** start EXCERPTED DATA **

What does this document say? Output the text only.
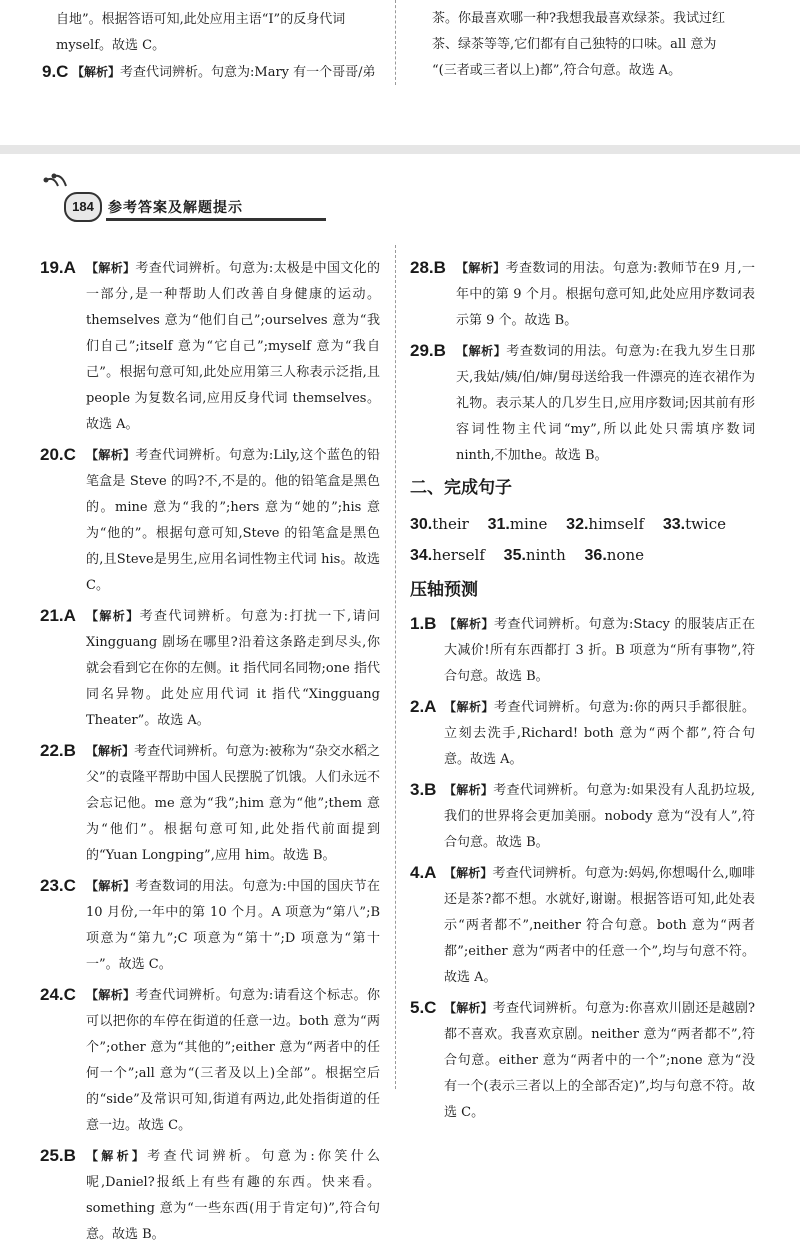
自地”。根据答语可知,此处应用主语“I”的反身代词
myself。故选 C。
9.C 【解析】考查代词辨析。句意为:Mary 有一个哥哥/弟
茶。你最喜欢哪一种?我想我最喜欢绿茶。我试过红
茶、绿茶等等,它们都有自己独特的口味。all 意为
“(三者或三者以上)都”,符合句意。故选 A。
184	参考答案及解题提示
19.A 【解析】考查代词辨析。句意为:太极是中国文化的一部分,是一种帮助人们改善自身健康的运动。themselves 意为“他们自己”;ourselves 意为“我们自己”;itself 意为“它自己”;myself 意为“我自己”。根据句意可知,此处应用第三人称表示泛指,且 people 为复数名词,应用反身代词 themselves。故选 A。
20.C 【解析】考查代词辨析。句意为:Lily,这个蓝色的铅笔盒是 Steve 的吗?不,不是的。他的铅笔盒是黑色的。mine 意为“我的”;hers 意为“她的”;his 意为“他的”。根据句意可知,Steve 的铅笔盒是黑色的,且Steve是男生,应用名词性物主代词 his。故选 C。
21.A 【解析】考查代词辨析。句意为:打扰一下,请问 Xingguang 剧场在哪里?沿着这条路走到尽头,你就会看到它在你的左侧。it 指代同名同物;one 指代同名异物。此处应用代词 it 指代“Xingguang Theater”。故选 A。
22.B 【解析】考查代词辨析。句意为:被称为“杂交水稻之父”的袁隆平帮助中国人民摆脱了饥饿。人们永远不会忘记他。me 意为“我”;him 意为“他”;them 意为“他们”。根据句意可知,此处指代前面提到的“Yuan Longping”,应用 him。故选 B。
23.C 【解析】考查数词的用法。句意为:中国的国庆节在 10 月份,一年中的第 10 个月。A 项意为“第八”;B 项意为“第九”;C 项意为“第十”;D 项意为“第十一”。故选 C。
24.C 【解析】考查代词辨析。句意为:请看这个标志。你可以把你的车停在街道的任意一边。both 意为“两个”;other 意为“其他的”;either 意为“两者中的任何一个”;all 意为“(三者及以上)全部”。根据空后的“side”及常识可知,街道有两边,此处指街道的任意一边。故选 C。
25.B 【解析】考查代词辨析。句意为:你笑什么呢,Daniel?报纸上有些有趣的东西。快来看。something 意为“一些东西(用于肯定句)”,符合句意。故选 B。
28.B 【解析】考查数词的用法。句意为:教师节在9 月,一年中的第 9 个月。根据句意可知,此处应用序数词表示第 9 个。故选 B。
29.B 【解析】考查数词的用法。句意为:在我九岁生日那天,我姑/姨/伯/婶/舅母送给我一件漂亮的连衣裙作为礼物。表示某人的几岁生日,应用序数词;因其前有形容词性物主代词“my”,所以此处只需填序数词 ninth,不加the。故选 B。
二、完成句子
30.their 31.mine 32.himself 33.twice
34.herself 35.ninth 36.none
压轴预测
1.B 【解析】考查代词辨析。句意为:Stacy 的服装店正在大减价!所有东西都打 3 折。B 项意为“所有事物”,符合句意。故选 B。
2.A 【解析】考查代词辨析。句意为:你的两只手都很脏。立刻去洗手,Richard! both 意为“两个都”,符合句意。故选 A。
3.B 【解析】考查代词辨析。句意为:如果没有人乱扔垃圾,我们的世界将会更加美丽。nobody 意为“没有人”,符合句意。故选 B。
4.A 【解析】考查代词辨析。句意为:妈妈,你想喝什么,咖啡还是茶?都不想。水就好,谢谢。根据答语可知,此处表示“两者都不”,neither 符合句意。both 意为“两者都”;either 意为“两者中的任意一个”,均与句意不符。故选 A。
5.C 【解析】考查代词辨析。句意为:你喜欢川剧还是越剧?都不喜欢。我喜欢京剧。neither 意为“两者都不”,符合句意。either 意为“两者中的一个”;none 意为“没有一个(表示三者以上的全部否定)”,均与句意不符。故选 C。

** end EXCERPTED DATA **

■ **EXERCISE GOAL**:
Make an exact copy of the listing above. Do not include the pictures.

■ **SOLUTION**:
What does this document say? Output the text only.
自地”。根据答语可知,此处应用主语“I”的反身代词
myself。故选 C。
9.C 【解析】考查代词辨析。句意为:Mary 有一个哥哥/弟
茶。你最喜欢哪一种?我想我最喜欢绿茶。我试过红
茶、绿茶等等,它们都有自己独特的口味。all 意为
“(三者或三者以上)都”,符合句意。故选 A。
184	参考答案及解题提示
19.A 【解析】考查代词辨析。句意为:太极是中国文化的一部分,是一种帮助人们改善自身健康的运动。themselves 意为“他们自己”;ourselves 意为“我们自己”;itself 意为“它自己”;myself 意为“我自己”。根据句意可知,此处应用第三人称表示泛指,且 people 为复数名词,应用反身代词 themselves。故选 A。
20.C 【解析】考查代词辨析。句意为:Lily,这个蓝色的铅笔盒是 Steve 的吗?不,不是的。他的铅笔盒是黑色的。mine 意为“我的”;hers 意为“她的”;his 意为“他的”。根据句意可知,Steve 的铅笔盒是黑色的,且Steve是男生,应用名词性物主代词 his。故选 C。
21.A 【解析】考查代词辨析。句意为:打扰一下,请问 Xingguang 剧场在哪里?沿着这条路走到尽头,你就会看到它在你的左侧。it 指代同名同物;one 指代同名异物。此处应用代词 it 指代“Xingguang Theater”。故选 A。
22.B 【解析】考查代词辨析。句意为:被称为“杂交水稻之父”的袁隆平帮助中国人民摆脱了饥饿。人们永远不会忘记他。me 意为“我”;him 意为“他”;them 意为“他们”。根据句意可知,此处指代前面提到的“Yuan Longping”,应用 him。故选 B。
23.C 【解析】考查数词的用法。句意为:中国的国庆节在 10 月份,一年中的第 10 个月。A 项意为“第八”;B 项意为“第九”;C 项意为“第十”;D 项意为“第十一”。故选 C。
24.C 【解析】考查代词辨析。句意为:请看这个标志。你可以把你的车停在街道的任意一边。both 意为“两个”;other 意为“其他的”;either 意为“两者中的任何一个”;all 意为“(三者及以上)全部”。根据空后的“side”及常识可知,街道有两边,此处指街道的任意一边。故选 C。
25.B 【解析】考查代词辨析。句意为:你笑什么呢,Daniel?报纸上有些有趣的东西。快来看。something 意为“一些东西(用于肯定句)”,符合句意。故选 B。
28.B 【解析】考查数词的用法。句意为:教师节在9 月,一年中的第 9 个月。根据句意可知,此处应用序数词表示第 9 个。故选 B。
29.B 【解析】考查数词的用法。句意为:在我九岁生日那天,我姑/姨/伯/婶/舅母送给我一件漂亮的连衣裙作为礼物。表示某人的几岁生日,应用序数词;因其前有形容词性物主代词“my”,所以此处只需填序数词 ninth,不加the。故选 B。
二、完成句子
30.their 31.mine 32.himself 33.twice
34.herself 35.ninth 36.none
压轴预测
1.B 【解析】考查代词辨析。句意为:Stacy 的服装店正在大减价!所有东西都打 3 折。B 项意为“所有事物”,符合句意。故选 B。
2.A 【解析】考查代词辨析。句意为:你的两只手都很脏。立刻去洗手,Richard! both 意为“两个都”,符合句意。故选 A。
3.B 【解析】考查代词辨析。句意为:如果没有人乱扔垃圾,我们的世界将会更加美丽。nobody 意为“没有人”,符合句意。故选 B。
4.A 【解析】考查代词辨析。句意为:妈妈,你想喝什么,咖啡还是茶?都不想。水就好,谢谢。根据答语可知,此处表示“两者都不”,neither 符合句意。both 意为“两者都”;either 意为“两者中的任意一个”,均与句意不符。故选 A。
5.C 【解析】考查代词辨析。句意为:你喜欢川剧还是越剧?都不喜欢。我喜欢京剧。neither 意为“两者都不”,符合句意。either 意为“两者中的一个”;none 意为“没有一个(表示三者以上的全部否定)”,均与句意不符。故选 C。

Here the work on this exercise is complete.